:: Problem to work on ::
Write out each record again exactly as it stands.

:: The records ::
********

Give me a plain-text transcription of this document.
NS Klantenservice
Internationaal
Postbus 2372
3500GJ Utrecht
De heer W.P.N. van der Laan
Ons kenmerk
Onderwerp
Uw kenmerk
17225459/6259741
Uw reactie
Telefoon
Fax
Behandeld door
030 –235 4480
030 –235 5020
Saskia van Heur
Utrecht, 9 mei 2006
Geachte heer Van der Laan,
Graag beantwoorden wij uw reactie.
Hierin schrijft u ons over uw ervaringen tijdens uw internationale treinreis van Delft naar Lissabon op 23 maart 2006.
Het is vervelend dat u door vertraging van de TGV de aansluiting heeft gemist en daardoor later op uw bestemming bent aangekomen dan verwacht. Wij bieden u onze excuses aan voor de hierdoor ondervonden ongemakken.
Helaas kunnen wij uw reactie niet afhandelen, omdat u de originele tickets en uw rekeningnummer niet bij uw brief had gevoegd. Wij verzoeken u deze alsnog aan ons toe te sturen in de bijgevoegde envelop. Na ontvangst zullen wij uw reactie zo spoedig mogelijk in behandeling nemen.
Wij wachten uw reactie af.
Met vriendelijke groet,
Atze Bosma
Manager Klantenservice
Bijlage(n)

********

:: Answer ::
Give me a plain-text transcription of this document.
NS Klantenservice
Internationaal
Postbus 2372
3500GJ Utrecht
De heer W.P.N. van der Laan
Ons kenmerk
Onderwerp
Uw kenmerk
17225459/6259741
Uw reactie
Telefoon
Fax
Behandeld door
030 –235 4480
030 –235 5020
Saskia van Heur
Utrecht, 9 mei 2006
Geachte heer Van der Laan,
Graag beantwoorden wij uw reactie.
Hierin schrijft u ons over uw ervaringen tijdens uw internationale treinreis van Delft naar Lissabon op 23 maart 2006.
Het is vervelend dat u door vertraging van de TGV de aansluiting heeft gemist en daardoor later op uw bestemming bent aangekomen dan verwacht. Wij bieden u onze excuses aan voor de hierdoor ondervonden ongemakken.
Helaas kunnen wij uw reactie niet afhandelen, omdat u de originele tickets en uw rekeningnummer niet bij uw brief had gevoegd. Wij verzoeken u deze alsnog aan ons toe te sturen in de bijgevoegde envelop. Na ontvangst zullen wij uw reactie zo spoedig mogelijk in behandeling nemen.
Wij wachten uw reactie af.
Met vriendelijke groet,
Atze Bosma
Manager Klantenservice
Bijlage(n)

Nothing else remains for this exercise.